### DATASET ENTRIES

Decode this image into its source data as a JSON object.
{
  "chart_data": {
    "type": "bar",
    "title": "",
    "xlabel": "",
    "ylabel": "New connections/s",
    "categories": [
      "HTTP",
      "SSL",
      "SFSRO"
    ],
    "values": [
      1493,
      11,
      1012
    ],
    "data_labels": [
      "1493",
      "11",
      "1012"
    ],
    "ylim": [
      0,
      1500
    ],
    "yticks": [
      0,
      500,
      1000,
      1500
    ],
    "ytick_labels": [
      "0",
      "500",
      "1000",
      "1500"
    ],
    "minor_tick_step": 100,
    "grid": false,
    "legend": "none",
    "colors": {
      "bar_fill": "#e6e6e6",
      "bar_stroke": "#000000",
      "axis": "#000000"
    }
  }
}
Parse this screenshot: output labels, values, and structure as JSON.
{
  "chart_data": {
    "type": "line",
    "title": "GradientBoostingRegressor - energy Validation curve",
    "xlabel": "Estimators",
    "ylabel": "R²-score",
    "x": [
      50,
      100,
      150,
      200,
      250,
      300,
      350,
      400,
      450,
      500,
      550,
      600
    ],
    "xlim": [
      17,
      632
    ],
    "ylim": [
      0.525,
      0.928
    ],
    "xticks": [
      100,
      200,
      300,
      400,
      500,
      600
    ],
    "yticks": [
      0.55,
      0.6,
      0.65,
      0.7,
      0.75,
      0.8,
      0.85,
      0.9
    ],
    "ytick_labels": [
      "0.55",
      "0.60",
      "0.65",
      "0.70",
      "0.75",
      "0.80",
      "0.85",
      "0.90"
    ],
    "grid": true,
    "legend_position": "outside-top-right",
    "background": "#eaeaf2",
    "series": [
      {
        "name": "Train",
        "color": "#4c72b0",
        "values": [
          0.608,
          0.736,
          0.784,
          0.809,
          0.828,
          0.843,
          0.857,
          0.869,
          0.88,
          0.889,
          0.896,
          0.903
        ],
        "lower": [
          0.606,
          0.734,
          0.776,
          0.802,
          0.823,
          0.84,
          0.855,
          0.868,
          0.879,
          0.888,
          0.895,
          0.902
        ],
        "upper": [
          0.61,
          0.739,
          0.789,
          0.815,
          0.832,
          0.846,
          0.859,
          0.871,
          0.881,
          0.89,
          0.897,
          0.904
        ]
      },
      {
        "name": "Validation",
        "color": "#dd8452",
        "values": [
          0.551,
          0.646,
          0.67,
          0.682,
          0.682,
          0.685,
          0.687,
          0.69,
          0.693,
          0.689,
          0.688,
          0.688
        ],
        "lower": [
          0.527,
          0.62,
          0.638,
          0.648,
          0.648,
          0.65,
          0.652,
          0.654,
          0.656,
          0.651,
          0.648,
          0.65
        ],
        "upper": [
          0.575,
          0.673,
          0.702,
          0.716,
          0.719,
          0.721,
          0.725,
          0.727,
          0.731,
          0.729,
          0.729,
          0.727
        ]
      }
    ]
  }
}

######

TO DO: Take every line from the records above that has the word "this" and copy it.

FINISHED EXERCISE:
Decode this image into its source data as a JSON object.
Parse this screenshot: output labels, values, and structure as JSON.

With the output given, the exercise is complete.